start Stored rows

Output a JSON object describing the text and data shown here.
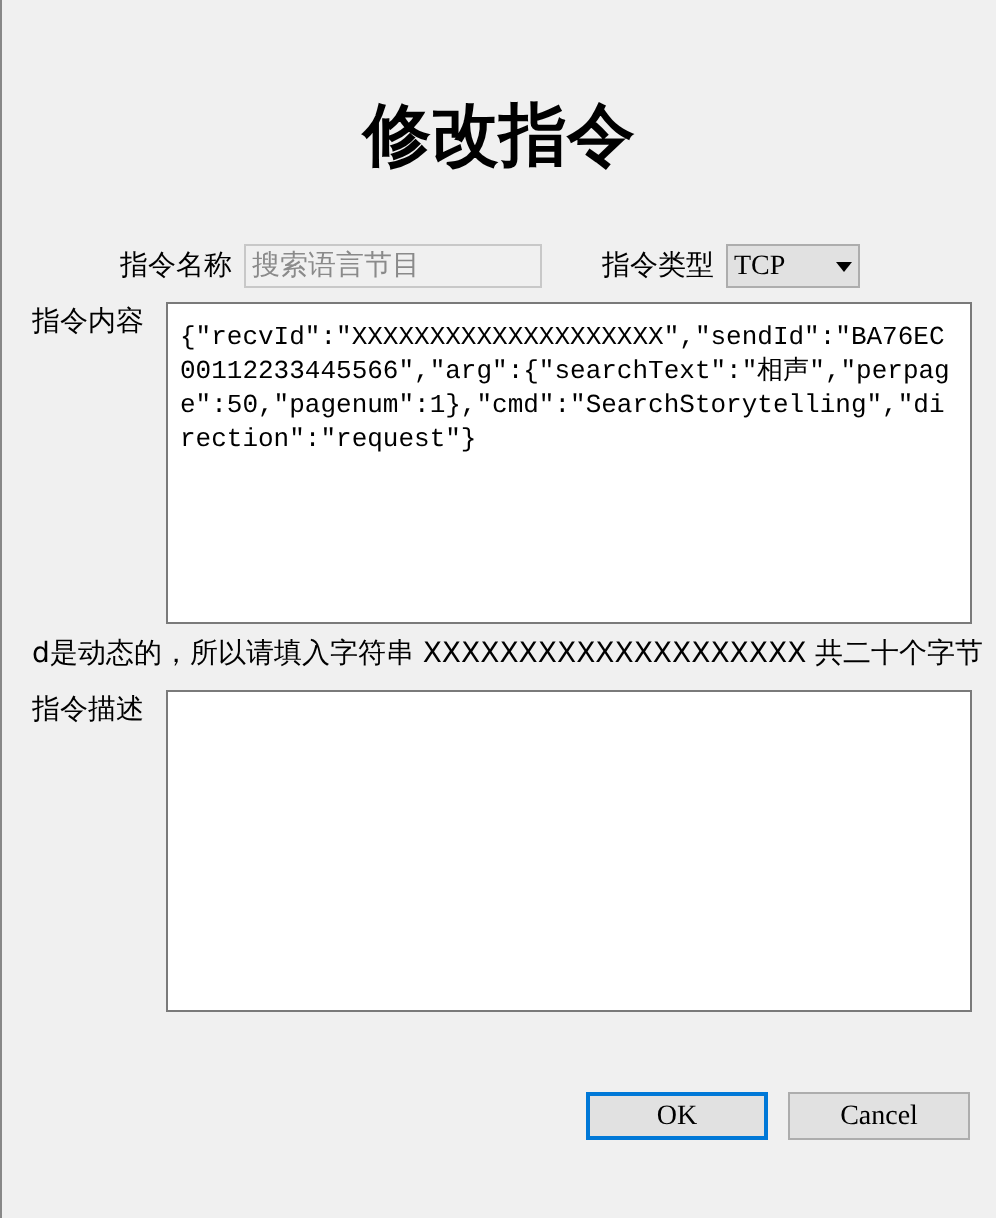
{
  "title": "修改指令",
  "name_field": {
    "label": "指令名称",
    "value": "搜索语言节目",
    "disabled": true
  },
  "type_field": {
    "label": "指令类型",
    "value": "TCP"
  },
  "content_field": {
    "label": "指令内容",
    "value": "{\"recvId\":\"XXXXXXXXXXXXXXXXXXXX\",\"sendId\":\"BA76EC00112233445566\",\"arg\":{\"searchText\":\"相声\",\"perpage\":50,\"pagenum\":1},\"cmd\":\"SearchStorytelling\",\"direction\":\"request\"}"
  },
  "note": "d是动态的，所以请填入字符串 XXXXXXXXXXXXXXXXXXXX 共二十个字节",
  "description_field": {
    "label": "指令描述"
  },
  "buttons": [
    {
      "label": "OK",
      "selected": true
    },
    {
      "label": "Cancel",
      "selected": false
    }
  ]
}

end Stored rows

Go through the records and gather the lines that hold "XXXXXXXXXXXXXXXXXXXX".

• _Answer below_:
    "value": "{\"recvId\":\"XXXXXXXXXXXXXXXXXXXX\",\"sendId\":\"BA76EC00112233445566\",\"arg\":{\"searchText\":\"相声\",\"perpage\":50,\"pagenum\":1},\"cmd\":\"SearchStorytelling\",\"direction\":\"request\"}"
  "note": "d是动态的，所以请填入字符串 XXXXXXXXXXXXXXXXXXXX 共二十个字节",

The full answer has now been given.